• TASK INSTRUCTIONS: Send back the records in full, character for character.

----------------

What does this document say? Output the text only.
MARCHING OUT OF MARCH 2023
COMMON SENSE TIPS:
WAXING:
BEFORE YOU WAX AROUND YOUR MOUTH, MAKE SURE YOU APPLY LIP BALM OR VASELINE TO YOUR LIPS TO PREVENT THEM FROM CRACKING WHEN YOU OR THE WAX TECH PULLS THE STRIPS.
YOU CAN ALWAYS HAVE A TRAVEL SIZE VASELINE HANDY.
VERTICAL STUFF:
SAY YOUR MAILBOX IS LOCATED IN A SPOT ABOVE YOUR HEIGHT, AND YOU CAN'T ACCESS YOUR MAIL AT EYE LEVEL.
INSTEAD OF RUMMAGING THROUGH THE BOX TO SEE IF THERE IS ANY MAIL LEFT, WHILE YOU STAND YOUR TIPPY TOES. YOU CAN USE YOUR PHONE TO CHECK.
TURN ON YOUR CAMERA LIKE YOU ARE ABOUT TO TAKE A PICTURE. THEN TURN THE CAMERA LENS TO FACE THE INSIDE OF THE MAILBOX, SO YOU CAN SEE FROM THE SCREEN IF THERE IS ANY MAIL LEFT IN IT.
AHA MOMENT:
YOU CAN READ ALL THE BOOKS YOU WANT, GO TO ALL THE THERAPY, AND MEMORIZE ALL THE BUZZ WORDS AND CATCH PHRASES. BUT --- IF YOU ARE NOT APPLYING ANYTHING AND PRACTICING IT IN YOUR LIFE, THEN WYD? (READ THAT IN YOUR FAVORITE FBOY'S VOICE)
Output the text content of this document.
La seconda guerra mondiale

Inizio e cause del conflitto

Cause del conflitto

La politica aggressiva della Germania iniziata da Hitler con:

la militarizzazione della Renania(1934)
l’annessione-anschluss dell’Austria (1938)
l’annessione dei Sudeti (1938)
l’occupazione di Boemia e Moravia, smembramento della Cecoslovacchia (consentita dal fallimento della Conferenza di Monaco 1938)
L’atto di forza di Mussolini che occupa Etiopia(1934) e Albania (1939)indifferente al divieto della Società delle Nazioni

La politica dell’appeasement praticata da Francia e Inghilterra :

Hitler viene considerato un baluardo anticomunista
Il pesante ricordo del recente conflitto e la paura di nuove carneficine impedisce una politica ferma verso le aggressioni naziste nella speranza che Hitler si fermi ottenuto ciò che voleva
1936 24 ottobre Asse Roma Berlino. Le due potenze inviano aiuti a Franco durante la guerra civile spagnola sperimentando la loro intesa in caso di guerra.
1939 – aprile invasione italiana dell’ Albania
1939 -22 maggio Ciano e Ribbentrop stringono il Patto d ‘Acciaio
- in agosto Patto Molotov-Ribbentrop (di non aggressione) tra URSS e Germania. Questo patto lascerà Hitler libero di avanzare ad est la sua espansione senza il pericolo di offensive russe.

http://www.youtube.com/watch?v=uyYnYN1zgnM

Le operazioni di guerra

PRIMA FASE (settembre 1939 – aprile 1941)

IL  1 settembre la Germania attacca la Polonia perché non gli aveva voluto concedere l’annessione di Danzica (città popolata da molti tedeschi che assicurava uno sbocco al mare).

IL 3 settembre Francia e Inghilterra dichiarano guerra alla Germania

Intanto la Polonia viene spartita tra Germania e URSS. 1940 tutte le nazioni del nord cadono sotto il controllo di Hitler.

----------------

• TASK ANSWER:
What does this document say? Output the text only.
MARCHING OUT OF MARCH 2023
COMMON SENSE TIPS:
WAXING:
BEFORE YOU WAX AROUND YOUR MOUTH, MAKE SURE YOU APPLY LIP BALM OR VASELINE TO YOUR LIPS TO PREVENT THEM FROM CRACKING WHEN YOU OR THE WAX TECH PULLS THE STRIPS.
YOU CAN ALWAYS HAVE A TRAVEL SIZE VASELINE HANDY.
VERTICAL STUFF:
SAY YOUR MAILBOX IS LOCATED IN A SPOT ABOVE YOUR HEIGHT, AND YOU CAN'T ACCESS YOUR MAIL AT EYE LEVEL.
INSTEAD OF RUMMAGING THROUGH THE BOX TO SEE IF THERE IS ANY MAIL LEFT, WHILE YOU STAND YOUR TIPPY TOES. YOU CAN USE YOUR PHONE TO CHECK.
TURN ON YOUR CAMERA LIKE YOU ARE ABOUT TO TAKE A PICTURE. THEN TURN THE CAMERA LENS TO FACE THE INSIDE OF THE MAILBOX, SO YOU CAN SEE FROM THE SCREEN IF THERE IS ANY MAIL LEFT IN IT.
AHA MOMENT:
YOU CAN READ ALL THE BOOKS YOU WANT, GO TO ALL THE THERAPY, AND MEMORIZE ALL THE BUZZ WORDS AND CATCH PHRASES. BUT --- IF YOU ARE NOT APPLYING ANYTHING AND PRACTICING IT IN YOUR LIFE, THEN WYD? (READ THAT IN YOUR FAVORITE FBOY'S VOICE)
Output the text content of this document.
La seconda guerra mondiale

Inizio e cause del conflitto

Cause del conflitto

La politica aggressiva della Germania iniziata da Hitler con:

la militarizzazione della Renania(1934)
l’annessione-anschluss dell’Austria (1938)
l’annessione dei Sudeti (1938)
l’occupazione di Boemia e Moravia, smembramento della Cecoslovacchia (consentita dal fallimento della Conferenza di Monaco 1938)
L’atto di forza di Mussolini che occupa Etiopia(1934) e Albania (1939)indifferente al divieto della Società delle Nazioni

La politica dell’appeasement praticata da Francia e Inghilterra :

Hitler viene considerato un baluardo anticomunista
Il pesante ricordo del recente conflitto e la paura di nuove carneficine impedisce una politica ferma verso le aggressioni naziste nella speranza che Hitler si fermi ottenuto ciò che voleva
1936 24 ottobre Asse Roma Berlino. Le due potenze inviano aiuti a Franco durante la guerra civile spagnola sperimentando la loro intesa in caso di guerra.
1939 – aprile invasione italiana dell’ Albania
1939 -22 maggio Ciano e Ribbentrop stringono il Patto d ‘Acciaio
- in agosto Patto Molotov-Ribbentrop (di non aggressione) tra URSS e Germania. Questo patto lascerà Hitler libero di avanzare ad est la sua espansione senza il pericolo di offensive russe.

http://www.youtube.com/watch?v=uyYnYN1zgnM

Le operazioni di guerra

PRIMA FASE (settembre 1939 – aprile 1941)

IL  1 settembre la Germania attacca la Polonia perché non gli aveva voluto concedere l’annessione di Danzica (città popolata da molti tedeschi che assicurava uno sbocco al mare).

IL 3 settembre Francia e Inghilterra dichiarano guerra alla Germania

Intanto la Polonia viene spartita tra Germania e URSS. 1940 tutte le nazioni del nord cadono sotto il controllo di Hitler.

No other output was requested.